Dataset excerpts:
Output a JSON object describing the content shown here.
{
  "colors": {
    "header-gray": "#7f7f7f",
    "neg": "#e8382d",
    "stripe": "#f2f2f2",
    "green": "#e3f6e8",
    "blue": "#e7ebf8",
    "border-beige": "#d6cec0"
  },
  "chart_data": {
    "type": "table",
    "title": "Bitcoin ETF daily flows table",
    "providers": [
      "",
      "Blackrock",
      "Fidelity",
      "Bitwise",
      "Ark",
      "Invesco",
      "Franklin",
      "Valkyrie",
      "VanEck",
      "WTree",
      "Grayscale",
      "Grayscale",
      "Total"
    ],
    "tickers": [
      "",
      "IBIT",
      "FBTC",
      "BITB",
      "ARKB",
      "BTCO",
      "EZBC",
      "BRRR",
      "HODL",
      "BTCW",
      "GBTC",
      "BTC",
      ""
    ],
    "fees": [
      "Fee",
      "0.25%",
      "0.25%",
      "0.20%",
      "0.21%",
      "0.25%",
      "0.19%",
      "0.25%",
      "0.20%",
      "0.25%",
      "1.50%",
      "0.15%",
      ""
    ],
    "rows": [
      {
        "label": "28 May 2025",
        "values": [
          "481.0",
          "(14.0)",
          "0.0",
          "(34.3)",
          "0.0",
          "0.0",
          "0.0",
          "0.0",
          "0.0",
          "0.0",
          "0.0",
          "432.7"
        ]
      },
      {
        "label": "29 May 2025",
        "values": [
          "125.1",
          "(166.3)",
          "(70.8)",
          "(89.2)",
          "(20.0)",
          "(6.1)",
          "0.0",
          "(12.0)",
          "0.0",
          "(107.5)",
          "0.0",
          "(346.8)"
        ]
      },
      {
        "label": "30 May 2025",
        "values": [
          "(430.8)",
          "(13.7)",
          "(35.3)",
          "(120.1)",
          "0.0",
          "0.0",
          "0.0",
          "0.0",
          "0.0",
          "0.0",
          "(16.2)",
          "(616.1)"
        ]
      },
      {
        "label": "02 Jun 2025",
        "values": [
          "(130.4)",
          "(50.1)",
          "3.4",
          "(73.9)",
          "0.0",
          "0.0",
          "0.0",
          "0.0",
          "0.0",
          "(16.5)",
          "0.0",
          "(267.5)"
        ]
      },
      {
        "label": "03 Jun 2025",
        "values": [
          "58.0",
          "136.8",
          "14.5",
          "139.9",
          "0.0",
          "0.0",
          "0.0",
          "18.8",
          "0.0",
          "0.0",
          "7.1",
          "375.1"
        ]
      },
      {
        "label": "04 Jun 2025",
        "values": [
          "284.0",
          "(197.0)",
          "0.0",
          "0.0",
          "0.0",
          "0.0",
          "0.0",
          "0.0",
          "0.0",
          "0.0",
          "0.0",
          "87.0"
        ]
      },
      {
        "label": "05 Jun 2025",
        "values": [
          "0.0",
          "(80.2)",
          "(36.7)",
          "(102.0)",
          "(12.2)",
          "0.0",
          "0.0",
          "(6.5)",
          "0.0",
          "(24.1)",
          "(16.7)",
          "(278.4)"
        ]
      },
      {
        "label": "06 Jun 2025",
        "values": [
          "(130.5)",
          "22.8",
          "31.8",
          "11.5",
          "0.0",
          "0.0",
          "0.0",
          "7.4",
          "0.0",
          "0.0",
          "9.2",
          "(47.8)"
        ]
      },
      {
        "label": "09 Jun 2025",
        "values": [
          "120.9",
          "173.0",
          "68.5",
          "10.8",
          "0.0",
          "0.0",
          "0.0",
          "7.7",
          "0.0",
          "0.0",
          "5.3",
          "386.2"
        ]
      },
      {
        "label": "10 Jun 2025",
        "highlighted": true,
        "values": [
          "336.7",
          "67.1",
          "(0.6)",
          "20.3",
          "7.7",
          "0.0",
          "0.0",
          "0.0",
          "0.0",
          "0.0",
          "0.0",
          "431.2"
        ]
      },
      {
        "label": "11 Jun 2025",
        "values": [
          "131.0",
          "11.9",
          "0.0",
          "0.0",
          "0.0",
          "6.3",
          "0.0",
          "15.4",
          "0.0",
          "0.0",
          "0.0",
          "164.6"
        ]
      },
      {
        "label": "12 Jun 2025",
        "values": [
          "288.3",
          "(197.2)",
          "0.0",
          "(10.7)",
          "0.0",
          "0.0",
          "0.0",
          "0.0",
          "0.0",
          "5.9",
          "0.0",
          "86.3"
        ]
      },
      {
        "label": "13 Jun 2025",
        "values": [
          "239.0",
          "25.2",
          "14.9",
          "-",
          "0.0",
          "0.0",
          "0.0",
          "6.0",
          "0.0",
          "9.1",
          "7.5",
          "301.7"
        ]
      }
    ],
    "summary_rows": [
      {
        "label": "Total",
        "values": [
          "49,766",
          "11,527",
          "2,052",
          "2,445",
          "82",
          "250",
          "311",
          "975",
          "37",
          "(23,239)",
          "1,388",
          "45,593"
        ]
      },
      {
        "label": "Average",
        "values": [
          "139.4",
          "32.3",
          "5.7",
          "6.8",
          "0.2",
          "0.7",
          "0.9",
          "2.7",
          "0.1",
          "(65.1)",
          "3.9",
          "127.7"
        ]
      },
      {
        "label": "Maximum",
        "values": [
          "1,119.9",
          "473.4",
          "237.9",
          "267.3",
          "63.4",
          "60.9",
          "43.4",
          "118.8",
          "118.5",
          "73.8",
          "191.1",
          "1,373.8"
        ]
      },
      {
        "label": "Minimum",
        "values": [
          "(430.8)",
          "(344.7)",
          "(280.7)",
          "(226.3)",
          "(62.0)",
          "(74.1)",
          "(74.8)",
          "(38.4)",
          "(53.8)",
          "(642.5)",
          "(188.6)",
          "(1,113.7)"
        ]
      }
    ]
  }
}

Description of the task:
Go through the material above and count the lines that contain "table"; give that number alone.

Result of this exercise:
2